- [Short task]
Reproduce every line of the listing below word for word.

- [Data extract]
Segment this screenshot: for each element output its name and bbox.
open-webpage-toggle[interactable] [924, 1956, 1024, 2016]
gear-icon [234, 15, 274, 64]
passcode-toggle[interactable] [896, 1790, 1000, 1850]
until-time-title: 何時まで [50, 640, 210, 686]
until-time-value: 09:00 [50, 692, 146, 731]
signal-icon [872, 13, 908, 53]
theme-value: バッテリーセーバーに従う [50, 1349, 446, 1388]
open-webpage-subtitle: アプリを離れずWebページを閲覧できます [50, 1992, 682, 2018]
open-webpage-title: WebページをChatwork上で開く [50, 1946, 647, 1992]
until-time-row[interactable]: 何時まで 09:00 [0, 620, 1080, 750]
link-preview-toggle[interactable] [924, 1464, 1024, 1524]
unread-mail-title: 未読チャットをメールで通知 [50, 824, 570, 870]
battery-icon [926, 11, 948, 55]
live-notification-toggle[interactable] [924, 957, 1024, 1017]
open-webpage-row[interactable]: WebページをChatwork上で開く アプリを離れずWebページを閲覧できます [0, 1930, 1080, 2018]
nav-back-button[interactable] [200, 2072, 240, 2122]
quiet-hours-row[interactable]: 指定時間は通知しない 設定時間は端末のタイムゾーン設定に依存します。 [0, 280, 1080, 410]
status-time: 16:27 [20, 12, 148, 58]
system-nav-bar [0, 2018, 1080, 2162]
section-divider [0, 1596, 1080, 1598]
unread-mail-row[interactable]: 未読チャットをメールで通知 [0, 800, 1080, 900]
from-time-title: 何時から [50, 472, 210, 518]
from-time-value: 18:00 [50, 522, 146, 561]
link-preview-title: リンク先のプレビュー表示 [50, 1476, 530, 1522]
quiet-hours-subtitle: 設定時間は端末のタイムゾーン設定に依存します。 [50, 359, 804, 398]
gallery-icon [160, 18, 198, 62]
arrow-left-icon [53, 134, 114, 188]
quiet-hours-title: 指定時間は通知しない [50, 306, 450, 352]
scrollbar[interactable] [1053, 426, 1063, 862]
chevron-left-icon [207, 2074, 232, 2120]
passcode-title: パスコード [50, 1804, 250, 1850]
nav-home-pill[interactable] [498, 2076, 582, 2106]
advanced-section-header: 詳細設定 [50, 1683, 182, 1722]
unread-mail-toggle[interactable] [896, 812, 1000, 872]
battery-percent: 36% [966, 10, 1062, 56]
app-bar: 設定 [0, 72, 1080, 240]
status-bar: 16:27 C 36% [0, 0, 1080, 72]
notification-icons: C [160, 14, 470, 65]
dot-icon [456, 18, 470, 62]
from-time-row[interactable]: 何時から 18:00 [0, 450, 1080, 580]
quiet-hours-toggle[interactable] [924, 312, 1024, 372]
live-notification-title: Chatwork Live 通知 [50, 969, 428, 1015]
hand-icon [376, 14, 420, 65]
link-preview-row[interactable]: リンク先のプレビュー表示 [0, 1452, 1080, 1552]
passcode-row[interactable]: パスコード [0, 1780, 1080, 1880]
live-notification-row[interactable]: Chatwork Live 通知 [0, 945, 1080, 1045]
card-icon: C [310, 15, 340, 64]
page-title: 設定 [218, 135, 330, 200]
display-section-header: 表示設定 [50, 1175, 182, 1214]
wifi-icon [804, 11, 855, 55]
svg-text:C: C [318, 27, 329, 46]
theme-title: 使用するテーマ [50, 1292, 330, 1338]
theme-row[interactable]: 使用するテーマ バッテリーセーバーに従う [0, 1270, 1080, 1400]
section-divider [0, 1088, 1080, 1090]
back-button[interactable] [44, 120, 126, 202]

- [Answer to the task]
Segment this screenshot: for each element output its name and bbox.
open-webpage-toggle[interactable] [924, 1956, 1024, 2016]
gear-icon [234, 15, 274, 64]
passcode-toggle[interactable] [896, 1790, 1000, 1850]
until-time-title: 何時まで [50, 640, 210, 686]
until-time-value: 09:00 [50, 692, 146, 731]
signal-icon [872, 13, 908, 53]
theme-value: バッテリーセーバーに従う [50, 1349, 446, 1388]
open-webpage-subtitle: アプリを離れずWebページを閲覧できます [50, 1992, 682, 2018]
open-webpage-title: WebページをChatwork上で開く [50, 1946, 647, 1992]
until-time-row[interactable]: 何時まで 09:00 [0, 620, 1080, 750]
link-preview-toggle[interactable] [924, 1464, 1024, 1524]
unread-mail-title: 未読チャットをメールで通知 [50, 824, 570, 870]
battery-icon [926, 11, 948, 55]
live-notification-toggle[interactable] [924, 957, 1024, 1017]
open-webpage-row[interactable]: WebページをChatwork上で開く アプリを離れずWebページを閲覧できます [0, 1930, 1080, 2018]
nav-back-button[interactable] [200, 2072, 240, 2122]
quiet-hours-row[interactable]: 指定時間は通知しない 設定時間は端末のタイムゾーン設定に依存します。 [0, 280, 1080, 410]
status-time: 16:27 [20, 12, 148, 58]
system-nav-bar [0, 2018, 1080, 2162]
section-divider [0, 1596, 1080, 1598]
unread-mail-row[interactable]: 未読チャットをメールで通知 [0, 800, 1080, 900]
from-time-title: 何時から [50, 472, 210, 518]
from-time-value: 18:00 [50, 522, 146, 561]
link-preview-title: リンク先のプレビュー表示 [50, 1476, 530, 1522]
quiet-hours-subtitle: 設定時間は端末のタイムゾーン設定に依存します。 [50, 359, 804, 398]
gallery-icon [160, 18, 198, 62]
arrow-left-icon [53, 134, 114, 188]
quiet-hours-title: 指定時間は通知しない [50, 306, 450, 352]
scrollbar[interactable] [1053, 426, 1063, 862]
chevron-left-icon [207, 2074, 232, 2120]
passcode-title: パスコード [50, 1804, 250, 1850]
nav-home-pill[interactable] [498, 2076, 582, 2106]
advanced-section-header: 詳細設定 [50, 1683, 182, 1722]
unread-mail-toggle[interactable] [896, 812, 1000, 872]
battery-percent: 36% [966, 10, 1062, 56]
app-bar: 設定 [0, 72, 1080, 240]
status-bar: 16:27 C 36% [0, 0, 1080, 72]
notification-icons: C [160, 14, 470, 65]
dot-icon [456, 18, 470, 62]
from-time-row[interactable]: 何時から 18:00 [0, 450, 1080, 580]
quiet-hours-toggle[interactable] [924, 312, 1024, 372]
live-notification-title: Chatwork Live 通知 [50, 969, 428, 1015]
hand-icon [376, 14, 420, 65]
link-preview-row[interactable]: リンク先のプレビュー表示 [0, 1452, 1080, 1552]
passcode-row[interactable]: パスコード [0, 1780, 1080, 1880]
live-notification-row[interactable]: Chatwork Live 通知 [0, 945, 1080, 1045]
card-icon: C [310, 15, 340, 64]
page-title: 設定 [218, 135, 330, 200]
display-section-header: 表示設定 [50, 1175, 182, 1214]
wifi-icon [804, 11, 855, 55]
svg-text:C: C [318, 27, 329, 46]
theme-title: 使用するテーマ [50, 1292, 330, 1338]
theme-row[interactable]: 使用するテーマ バッテリーセーバーに従う [0, 1270, 1080, 1400]
section-divider [0, 1088, 1080, 1090]
back-button[interactable] [44, 120, 126, 202]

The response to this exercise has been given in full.